**Data**.
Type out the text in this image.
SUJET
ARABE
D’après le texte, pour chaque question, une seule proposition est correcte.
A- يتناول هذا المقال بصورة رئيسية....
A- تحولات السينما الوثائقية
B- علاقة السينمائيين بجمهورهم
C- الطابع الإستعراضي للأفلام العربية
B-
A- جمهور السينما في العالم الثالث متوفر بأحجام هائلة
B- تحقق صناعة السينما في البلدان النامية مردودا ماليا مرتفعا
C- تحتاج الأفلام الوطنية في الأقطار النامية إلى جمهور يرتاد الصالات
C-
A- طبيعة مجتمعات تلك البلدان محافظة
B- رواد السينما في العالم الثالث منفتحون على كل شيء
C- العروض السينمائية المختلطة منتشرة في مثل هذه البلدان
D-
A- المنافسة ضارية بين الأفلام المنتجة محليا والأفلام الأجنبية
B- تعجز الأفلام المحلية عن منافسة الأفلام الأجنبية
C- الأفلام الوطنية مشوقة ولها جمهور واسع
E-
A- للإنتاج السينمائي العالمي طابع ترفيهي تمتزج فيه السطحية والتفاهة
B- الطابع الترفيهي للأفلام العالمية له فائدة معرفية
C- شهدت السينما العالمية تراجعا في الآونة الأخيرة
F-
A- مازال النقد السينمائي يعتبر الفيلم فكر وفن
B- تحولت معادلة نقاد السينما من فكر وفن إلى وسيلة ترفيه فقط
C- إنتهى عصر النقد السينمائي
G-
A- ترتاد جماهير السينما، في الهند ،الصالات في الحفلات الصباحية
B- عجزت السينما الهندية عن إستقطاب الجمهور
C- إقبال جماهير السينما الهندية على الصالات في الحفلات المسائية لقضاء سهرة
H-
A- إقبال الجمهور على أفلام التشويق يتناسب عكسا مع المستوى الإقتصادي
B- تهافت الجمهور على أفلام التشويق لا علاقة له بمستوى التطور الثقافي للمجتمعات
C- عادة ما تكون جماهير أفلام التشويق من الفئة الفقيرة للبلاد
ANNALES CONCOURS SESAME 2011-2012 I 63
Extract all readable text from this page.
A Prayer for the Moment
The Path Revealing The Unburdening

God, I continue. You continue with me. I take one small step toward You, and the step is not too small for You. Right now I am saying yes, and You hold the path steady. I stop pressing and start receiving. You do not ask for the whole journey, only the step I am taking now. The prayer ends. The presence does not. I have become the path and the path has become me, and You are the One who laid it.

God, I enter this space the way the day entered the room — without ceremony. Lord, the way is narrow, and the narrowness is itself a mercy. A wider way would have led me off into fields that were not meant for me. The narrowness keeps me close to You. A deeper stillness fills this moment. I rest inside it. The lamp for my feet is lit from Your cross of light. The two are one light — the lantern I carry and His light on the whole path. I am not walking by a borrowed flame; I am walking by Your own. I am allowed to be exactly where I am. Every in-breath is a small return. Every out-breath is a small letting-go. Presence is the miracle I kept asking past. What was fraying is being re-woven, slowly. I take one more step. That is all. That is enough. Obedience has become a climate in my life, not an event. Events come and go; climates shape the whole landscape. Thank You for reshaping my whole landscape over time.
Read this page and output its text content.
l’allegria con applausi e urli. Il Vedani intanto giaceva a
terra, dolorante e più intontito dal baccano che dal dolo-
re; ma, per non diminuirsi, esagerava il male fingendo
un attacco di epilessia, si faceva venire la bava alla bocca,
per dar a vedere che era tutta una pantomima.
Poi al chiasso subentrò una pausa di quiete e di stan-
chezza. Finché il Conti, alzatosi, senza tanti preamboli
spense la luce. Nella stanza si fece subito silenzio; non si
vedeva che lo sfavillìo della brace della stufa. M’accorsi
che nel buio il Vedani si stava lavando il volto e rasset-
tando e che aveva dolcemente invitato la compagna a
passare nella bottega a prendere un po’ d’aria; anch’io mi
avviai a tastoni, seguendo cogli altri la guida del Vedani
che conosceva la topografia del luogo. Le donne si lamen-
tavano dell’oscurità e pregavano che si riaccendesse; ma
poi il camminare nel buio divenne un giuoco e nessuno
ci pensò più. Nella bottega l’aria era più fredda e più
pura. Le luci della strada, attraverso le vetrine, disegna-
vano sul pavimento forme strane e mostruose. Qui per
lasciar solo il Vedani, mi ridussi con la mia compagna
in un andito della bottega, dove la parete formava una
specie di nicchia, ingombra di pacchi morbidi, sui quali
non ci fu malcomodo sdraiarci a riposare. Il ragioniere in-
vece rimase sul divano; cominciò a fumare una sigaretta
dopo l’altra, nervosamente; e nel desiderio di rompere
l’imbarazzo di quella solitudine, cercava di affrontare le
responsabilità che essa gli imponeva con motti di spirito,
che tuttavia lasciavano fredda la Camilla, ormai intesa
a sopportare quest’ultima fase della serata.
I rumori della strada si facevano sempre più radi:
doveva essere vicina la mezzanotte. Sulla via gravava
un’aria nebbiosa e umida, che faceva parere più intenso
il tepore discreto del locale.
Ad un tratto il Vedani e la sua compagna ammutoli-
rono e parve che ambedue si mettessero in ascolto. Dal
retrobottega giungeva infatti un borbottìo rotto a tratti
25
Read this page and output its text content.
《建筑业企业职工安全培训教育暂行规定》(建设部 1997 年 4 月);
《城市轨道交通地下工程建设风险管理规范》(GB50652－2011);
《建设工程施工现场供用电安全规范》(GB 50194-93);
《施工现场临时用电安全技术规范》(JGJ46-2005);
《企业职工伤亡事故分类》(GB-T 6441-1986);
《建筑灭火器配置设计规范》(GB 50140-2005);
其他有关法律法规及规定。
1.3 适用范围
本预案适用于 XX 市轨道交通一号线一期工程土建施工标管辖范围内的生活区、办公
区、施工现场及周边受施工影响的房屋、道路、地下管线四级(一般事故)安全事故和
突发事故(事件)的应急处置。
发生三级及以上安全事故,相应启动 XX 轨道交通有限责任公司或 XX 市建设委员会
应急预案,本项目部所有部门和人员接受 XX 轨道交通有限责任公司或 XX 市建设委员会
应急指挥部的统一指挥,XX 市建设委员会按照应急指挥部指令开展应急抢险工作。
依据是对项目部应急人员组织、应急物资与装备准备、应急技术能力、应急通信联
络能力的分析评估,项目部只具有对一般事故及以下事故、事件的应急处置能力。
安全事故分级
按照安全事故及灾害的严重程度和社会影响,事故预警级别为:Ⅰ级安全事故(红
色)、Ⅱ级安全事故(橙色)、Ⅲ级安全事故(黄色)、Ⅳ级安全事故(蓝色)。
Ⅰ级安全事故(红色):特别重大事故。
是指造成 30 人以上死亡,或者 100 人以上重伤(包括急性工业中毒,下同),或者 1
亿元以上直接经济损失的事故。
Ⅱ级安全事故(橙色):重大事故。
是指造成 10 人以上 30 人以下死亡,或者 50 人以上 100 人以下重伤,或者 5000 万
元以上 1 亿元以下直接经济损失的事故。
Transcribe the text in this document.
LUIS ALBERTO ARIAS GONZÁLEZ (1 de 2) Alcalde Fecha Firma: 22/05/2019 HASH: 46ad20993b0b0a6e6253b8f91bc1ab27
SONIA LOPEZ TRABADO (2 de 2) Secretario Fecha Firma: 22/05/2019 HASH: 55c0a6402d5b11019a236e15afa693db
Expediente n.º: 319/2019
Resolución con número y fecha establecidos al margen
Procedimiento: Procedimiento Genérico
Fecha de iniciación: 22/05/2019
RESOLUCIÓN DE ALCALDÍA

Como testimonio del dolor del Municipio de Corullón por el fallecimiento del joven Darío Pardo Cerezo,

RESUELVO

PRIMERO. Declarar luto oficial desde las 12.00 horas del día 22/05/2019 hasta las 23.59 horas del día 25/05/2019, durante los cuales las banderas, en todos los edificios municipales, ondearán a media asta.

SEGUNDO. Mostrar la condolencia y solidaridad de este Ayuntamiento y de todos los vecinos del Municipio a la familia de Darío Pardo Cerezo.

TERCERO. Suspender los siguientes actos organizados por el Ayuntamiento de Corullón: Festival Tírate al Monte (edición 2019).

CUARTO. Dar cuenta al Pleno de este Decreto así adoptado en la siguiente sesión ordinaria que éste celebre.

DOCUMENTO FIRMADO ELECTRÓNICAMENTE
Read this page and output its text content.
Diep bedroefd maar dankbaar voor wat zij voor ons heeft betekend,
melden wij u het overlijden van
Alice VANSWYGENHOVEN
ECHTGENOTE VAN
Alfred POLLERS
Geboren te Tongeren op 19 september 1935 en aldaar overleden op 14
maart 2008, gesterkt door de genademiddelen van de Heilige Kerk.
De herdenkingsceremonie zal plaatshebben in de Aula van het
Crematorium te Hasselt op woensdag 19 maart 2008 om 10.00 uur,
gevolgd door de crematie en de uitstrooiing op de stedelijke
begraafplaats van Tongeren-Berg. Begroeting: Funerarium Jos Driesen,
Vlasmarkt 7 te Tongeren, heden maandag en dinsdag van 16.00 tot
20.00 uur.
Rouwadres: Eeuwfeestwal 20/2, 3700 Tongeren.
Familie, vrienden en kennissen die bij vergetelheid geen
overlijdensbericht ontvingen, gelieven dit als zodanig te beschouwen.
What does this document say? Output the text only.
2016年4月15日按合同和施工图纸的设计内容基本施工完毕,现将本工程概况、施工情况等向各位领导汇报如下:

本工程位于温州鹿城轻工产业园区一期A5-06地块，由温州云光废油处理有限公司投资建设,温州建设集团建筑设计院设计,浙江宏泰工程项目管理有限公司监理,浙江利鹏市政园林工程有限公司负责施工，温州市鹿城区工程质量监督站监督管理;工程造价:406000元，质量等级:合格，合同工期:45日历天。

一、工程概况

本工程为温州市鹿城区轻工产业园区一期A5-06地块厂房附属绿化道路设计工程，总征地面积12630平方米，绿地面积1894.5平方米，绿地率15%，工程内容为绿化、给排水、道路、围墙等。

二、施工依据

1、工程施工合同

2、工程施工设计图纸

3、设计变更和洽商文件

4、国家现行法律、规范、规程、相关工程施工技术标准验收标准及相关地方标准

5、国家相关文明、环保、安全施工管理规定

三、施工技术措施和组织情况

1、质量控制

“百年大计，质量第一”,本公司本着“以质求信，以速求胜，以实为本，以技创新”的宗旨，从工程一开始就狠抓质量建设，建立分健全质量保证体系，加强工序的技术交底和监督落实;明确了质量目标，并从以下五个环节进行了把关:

**What is expected**.
Reply with one number only: the count of lines in the entries that contain "الأفلام".

**Answer for the task**.
4